#### INSTRUCTION
Rewrite the data below, beginning at its first line and running through the line containing "- staticText: amazon: [108, 66, 250, 138]", changing every "Available days" to "Working days" while keeping everything else the same.

┌──

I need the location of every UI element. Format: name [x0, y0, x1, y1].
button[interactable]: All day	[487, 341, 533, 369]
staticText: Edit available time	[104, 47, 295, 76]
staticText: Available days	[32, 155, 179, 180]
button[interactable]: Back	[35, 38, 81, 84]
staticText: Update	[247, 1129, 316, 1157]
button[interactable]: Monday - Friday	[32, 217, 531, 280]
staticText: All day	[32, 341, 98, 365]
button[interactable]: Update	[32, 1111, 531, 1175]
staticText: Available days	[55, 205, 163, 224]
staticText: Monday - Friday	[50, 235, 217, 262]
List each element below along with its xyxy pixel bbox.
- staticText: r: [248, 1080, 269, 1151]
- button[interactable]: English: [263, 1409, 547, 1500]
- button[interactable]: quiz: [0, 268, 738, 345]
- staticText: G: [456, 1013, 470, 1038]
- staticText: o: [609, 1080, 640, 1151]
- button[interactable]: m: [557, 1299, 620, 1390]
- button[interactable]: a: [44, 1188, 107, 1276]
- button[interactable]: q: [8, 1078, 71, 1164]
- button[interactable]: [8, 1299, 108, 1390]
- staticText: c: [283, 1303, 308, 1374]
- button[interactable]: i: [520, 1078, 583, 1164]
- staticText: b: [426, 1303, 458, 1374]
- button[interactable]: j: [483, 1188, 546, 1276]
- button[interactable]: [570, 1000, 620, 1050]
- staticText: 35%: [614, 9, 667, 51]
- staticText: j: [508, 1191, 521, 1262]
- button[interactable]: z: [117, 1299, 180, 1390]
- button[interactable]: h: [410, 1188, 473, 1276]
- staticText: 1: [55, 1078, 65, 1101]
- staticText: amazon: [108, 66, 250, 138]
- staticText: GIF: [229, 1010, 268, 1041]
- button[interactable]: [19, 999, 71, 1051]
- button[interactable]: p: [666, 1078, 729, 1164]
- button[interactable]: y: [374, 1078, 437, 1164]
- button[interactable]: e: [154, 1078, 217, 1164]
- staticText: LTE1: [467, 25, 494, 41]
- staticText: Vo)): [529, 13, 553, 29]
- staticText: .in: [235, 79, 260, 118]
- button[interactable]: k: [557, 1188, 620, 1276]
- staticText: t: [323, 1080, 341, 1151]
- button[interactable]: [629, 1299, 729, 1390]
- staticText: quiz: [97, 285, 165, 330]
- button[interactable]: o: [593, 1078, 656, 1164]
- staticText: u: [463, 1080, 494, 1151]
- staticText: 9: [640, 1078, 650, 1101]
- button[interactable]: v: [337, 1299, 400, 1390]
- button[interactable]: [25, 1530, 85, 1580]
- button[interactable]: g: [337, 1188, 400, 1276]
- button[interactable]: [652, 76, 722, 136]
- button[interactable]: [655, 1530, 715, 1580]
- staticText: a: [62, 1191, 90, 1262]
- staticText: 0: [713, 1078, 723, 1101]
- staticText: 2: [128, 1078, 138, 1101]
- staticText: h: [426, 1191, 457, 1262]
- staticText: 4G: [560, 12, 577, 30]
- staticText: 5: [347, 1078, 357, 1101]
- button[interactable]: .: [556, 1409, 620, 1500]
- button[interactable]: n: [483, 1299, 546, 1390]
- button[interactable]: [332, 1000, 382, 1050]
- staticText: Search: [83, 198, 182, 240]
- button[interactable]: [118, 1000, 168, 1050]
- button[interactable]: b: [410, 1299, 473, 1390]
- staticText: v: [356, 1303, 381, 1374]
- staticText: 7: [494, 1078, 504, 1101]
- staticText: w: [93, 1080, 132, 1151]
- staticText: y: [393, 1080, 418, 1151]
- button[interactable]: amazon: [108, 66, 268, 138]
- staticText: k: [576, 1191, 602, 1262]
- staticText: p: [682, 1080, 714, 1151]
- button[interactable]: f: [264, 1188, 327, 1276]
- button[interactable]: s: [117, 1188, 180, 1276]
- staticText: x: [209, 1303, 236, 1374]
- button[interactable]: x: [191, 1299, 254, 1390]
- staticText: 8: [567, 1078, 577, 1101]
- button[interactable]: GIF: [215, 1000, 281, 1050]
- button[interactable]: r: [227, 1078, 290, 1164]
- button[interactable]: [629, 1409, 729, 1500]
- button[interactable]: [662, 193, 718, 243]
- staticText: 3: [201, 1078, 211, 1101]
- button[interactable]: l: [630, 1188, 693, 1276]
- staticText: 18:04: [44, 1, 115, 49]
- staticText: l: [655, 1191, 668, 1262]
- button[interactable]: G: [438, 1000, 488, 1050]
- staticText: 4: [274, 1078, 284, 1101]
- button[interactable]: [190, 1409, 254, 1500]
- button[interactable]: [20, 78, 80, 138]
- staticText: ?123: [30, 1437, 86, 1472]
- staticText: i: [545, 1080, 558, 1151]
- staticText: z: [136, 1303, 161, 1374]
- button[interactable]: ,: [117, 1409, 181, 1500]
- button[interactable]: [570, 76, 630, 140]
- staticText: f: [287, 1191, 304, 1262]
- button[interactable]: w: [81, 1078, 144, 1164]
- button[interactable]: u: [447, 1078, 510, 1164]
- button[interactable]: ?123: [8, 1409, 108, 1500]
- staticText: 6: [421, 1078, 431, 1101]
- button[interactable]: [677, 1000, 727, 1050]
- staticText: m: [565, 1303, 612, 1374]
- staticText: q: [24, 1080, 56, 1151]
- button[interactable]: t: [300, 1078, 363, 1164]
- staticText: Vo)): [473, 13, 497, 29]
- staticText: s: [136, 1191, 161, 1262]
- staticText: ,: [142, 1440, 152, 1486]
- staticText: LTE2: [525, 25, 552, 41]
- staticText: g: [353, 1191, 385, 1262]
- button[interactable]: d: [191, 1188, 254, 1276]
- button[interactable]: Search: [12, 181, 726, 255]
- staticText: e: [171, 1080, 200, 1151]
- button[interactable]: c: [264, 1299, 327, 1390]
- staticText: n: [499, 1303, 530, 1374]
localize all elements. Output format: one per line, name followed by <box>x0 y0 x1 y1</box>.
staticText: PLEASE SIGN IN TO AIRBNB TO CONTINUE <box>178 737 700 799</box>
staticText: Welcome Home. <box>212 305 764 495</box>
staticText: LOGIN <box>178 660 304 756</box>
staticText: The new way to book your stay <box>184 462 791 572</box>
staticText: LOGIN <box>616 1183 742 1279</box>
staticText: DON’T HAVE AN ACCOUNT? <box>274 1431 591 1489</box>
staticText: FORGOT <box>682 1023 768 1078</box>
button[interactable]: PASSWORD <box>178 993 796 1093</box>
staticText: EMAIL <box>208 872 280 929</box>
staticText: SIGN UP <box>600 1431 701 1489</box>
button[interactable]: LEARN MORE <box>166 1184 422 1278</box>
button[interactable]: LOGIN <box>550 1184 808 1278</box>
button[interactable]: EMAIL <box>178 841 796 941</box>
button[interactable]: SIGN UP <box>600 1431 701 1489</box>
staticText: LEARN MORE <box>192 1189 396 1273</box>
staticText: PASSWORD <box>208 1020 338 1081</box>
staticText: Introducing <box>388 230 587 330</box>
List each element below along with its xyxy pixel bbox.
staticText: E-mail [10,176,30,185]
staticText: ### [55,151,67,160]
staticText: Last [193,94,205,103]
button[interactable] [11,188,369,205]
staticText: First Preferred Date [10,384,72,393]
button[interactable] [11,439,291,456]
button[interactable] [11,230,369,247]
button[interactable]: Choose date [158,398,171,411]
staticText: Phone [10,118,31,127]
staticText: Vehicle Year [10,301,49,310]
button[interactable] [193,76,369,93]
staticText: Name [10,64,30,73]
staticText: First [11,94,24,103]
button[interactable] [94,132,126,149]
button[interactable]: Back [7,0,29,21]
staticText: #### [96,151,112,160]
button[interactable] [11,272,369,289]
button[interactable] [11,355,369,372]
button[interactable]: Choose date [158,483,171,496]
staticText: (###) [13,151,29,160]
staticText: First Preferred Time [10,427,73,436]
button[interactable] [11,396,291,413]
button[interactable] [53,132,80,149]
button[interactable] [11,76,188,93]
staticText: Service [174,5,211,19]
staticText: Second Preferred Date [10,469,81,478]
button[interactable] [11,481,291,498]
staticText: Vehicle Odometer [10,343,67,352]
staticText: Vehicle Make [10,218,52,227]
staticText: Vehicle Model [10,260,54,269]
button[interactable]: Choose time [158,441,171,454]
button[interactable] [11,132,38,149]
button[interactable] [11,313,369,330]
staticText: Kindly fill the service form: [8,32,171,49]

└──

#### RESULT OF THIS EXERCISE
I need the location of every UI element. Format: name [x0, y0, x1, y1].
button[interactable]: All day	[487, 341, 533, 369]
staticText: Edit available time	[104, 47, 295, 76]
staticText: Working days	[32, 155, 179, 180]
button[interactable]: Back	[35, 38, 81, 84]
staticText: Update	[247, 1129, 316, 1157]
button[interactable]: Monday - Friday	[32, 217, 531, 280]
staticText: All day	[32, 341, 98, 365]
button[interactable]: Update	[32, 1111, 531, 1175]
staticText: Working days	[55, 205, 163, 224]
staticText: Monday - Friday	[50, 235, 217, 262]
List each element below along with its xyxy pixel bbox.
- staticText: r: [248, 1080, 269, 1151]
- button[interactable]: English: [263, 1409, 547, 1500]
- button[interactable]: quiz: [0, 268, 738, 345]
- staticText: G: [456, 1013, 470, 1038]
- staticText: o: [609, 1080, 640, 1151]
- button[interactable]: m: [557, 1299, 620, 1390]
- button[interactable]: a: [44, 1188, 107, 1276]
- button[interactable]: q: [8, 1078, 71, 1164]
- button[interactable]: [8, 1299, 108, 1390]
- staticText: c: [283, 1303, 308, 1374]
- button[interactable]: i: [520, 1078, 583, 1164]
- staticText: b: [426, 1303, 458, 1374]
- button[interactable]: j: [483, 1188, 546, 1276]
- button[interactable]: [570, 1000, 620, 1050]
- staticText: 35%: [614, 9, 667, 51]
- staticText: j: [508, 1191, 521, 1262]
- button[interactable]: z: [117, 1299, 180, 1390]
- button[interactable]: h: [410, 1188, 473, 1276]
- staticText: 1: [55, 1078, 65, 1101]
- staticText: amazon: [108, 66, 250, 138]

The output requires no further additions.